[SET TASK]:
Scan the listing that follows and report how many lines contain "července". Write the number alone.

[Records from a data collection]
>>>
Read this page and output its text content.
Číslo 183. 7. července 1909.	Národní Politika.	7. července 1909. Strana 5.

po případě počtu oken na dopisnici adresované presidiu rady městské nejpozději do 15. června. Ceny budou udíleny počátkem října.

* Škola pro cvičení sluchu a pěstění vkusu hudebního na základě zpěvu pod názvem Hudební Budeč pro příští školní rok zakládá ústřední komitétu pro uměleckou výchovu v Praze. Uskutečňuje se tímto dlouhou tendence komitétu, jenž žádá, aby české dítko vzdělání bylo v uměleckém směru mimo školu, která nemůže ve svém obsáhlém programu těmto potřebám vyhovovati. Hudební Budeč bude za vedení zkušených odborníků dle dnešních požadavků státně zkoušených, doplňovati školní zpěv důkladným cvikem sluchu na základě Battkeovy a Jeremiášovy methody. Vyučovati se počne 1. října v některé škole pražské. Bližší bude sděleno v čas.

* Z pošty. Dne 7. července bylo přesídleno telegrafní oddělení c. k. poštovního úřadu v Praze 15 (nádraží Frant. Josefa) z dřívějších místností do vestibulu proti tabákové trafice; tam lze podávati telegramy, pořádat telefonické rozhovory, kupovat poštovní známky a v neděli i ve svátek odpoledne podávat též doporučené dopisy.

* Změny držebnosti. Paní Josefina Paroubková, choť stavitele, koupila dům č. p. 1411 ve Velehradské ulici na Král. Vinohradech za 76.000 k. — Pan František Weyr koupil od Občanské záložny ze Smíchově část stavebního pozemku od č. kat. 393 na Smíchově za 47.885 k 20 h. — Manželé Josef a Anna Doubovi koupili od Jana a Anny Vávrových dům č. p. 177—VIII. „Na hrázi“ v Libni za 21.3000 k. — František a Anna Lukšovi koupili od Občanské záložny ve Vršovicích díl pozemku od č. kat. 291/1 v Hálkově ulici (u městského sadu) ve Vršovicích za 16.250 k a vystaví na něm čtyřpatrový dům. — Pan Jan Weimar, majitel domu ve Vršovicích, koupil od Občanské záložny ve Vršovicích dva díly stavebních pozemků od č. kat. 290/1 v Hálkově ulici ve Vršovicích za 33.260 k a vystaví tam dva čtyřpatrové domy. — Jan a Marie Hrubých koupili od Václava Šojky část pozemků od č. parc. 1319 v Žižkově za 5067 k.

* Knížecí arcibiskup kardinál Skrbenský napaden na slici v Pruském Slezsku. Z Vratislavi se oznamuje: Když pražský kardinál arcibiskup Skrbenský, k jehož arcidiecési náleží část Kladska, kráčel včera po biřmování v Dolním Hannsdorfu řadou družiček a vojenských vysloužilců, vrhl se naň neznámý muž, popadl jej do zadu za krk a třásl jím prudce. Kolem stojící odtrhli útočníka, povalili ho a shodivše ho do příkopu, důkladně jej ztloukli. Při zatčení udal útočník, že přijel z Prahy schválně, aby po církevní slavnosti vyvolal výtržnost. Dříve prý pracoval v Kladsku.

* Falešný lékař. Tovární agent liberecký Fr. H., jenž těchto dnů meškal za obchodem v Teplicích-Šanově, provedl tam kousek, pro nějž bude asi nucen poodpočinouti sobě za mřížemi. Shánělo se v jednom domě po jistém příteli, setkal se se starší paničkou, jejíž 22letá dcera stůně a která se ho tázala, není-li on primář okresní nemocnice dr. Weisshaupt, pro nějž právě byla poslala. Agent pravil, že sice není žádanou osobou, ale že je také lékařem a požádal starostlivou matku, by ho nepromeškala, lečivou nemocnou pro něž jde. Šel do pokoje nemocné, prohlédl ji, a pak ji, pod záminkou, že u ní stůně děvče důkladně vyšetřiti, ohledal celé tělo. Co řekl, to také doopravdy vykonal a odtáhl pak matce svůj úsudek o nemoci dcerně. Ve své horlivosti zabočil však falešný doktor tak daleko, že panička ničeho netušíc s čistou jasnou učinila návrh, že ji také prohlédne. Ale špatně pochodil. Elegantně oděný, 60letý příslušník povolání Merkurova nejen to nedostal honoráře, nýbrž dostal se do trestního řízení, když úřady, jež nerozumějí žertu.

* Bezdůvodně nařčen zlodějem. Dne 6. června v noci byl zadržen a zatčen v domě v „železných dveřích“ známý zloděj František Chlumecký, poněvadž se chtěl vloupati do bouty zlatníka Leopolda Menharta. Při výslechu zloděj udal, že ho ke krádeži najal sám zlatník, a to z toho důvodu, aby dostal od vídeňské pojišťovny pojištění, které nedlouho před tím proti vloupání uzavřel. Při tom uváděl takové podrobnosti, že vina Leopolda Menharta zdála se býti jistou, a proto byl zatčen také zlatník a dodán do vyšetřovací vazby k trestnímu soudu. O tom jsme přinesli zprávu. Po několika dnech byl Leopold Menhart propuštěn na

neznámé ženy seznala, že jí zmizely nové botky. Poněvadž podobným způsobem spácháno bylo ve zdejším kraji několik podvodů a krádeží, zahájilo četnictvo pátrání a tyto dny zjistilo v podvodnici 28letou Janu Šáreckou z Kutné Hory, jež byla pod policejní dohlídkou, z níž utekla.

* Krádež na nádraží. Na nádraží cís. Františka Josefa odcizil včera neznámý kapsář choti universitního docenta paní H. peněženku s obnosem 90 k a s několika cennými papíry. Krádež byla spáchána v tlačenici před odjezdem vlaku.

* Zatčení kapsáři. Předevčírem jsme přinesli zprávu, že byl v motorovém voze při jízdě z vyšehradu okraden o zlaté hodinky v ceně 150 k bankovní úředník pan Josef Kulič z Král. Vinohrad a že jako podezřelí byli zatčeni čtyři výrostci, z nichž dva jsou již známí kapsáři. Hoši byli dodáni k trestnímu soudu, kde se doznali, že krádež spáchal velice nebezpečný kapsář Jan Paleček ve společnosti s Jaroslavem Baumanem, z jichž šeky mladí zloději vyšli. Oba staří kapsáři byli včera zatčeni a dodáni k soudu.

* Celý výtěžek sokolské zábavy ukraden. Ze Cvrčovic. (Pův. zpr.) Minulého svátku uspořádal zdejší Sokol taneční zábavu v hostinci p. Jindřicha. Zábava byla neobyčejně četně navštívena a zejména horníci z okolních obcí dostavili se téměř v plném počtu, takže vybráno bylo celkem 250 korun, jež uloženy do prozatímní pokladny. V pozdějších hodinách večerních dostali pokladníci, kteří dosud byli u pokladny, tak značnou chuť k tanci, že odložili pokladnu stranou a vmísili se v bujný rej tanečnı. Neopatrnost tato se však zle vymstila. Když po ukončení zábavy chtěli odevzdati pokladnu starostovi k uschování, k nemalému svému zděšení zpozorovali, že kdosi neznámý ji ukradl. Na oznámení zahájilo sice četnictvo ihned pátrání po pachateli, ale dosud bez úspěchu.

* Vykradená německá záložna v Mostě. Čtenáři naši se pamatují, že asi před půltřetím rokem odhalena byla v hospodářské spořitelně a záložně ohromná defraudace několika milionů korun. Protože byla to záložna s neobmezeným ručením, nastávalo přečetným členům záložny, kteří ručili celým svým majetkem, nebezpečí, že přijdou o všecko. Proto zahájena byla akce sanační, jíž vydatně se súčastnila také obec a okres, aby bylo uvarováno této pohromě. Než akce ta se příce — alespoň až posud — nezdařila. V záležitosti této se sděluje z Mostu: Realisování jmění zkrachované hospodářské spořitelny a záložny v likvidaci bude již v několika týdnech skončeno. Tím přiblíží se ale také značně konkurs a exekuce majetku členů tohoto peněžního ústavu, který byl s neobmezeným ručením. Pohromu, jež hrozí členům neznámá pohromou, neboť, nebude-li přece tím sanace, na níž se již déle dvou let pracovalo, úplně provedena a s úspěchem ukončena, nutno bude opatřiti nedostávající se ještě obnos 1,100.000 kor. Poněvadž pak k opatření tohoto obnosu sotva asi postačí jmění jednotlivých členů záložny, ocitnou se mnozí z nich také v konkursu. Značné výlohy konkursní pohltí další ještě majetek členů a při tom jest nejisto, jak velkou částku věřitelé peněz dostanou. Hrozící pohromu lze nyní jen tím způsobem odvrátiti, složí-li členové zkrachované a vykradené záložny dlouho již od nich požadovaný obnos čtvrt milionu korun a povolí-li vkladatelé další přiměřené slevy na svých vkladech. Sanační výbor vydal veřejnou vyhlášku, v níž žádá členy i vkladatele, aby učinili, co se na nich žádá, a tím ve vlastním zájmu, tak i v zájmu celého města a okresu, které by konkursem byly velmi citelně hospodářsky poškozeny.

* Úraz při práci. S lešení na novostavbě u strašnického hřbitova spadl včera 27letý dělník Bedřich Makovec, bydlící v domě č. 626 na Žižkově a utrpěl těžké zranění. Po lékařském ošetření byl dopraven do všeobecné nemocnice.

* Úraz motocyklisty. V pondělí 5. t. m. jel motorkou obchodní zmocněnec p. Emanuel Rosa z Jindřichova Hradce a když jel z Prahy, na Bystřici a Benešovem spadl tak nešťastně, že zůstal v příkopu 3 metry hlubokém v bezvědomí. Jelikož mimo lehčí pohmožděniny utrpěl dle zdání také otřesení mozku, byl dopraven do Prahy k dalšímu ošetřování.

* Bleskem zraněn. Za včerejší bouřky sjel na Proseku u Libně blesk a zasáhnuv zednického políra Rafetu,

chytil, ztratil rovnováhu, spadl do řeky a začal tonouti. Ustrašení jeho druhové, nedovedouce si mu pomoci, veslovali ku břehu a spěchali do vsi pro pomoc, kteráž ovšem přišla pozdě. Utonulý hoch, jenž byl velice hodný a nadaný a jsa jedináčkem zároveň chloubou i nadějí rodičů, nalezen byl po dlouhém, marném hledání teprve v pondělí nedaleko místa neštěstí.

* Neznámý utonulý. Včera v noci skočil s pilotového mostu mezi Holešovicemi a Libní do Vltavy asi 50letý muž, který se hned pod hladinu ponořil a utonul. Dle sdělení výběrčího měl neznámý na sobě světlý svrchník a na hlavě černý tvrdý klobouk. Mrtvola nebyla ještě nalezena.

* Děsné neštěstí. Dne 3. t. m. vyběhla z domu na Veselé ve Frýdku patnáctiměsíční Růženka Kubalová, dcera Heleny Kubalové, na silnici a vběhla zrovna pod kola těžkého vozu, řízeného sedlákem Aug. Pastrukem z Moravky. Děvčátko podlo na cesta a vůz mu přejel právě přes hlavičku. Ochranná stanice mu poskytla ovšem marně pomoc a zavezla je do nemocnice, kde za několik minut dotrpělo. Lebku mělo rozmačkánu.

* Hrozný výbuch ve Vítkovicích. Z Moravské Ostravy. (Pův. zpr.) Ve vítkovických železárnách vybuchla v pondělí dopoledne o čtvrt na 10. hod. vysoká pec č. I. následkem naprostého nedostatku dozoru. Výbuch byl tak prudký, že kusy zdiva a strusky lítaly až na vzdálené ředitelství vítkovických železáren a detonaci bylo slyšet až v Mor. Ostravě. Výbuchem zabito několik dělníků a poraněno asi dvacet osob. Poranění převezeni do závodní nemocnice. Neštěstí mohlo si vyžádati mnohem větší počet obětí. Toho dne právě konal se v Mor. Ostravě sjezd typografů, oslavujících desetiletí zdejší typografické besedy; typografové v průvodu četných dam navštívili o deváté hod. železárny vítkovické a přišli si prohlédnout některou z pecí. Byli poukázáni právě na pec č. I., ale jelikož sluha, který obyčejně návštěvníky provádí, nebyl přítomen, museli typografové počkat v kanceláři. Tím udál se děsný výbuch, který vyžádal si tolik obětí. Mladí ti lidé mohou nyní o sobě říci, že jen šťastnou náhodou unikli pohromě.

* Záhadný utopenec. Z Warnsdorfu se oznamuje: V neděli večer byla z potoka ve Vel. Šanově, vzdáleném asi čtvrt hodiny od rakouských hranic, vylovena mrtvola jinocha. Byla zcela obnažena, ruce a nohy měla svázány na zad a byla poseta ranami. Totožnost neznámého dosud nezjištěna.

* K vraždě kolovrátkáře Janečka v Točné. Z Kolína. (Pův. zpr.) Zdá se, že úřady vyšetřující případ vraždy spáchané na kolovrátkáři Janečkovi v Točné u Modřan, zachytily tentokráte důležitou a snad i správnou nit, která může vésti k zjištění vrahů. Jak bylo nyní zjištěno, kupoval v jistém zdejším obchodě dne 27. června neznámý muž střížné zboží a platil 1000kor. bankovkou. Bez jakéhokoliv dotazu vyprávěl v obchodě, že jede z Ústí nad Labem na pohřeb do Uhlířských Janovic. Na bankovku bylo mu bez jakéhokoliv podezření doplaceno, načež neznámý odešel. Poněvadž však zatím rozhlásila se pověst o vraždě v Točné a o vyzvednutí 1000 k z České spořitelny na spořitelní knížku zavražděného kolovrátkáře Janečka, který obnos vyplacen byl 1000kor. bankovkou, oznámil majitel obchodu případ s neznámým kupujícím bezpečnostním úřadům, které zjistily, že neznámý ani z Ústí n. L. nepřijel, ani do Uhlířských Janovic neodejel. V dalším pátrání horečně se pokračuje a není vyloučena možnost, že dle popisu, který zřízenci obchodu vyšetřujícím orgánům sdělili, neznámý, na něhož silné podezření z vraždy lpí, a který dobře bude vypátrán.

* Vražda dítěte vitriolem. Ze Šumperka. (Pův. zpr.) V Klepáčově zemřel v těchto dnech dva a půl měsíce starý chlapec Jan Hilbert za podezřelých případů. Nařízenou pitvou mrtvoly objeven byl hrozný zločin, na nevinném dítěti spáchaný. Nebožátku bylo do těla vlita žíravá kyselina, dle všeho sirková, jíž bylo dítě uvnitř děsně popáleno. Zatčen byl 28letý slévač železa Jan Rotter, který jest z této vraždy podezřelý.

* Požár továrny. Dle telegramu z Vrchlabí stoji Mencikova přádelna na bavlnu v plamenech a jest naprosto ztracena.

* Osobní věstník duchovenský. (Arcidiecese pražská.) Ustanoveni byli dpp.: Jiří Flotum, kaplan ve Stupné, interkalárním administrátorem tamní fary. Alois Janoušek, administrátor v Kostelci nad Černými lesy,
<<<
[SOLVED EXERCISE]:
2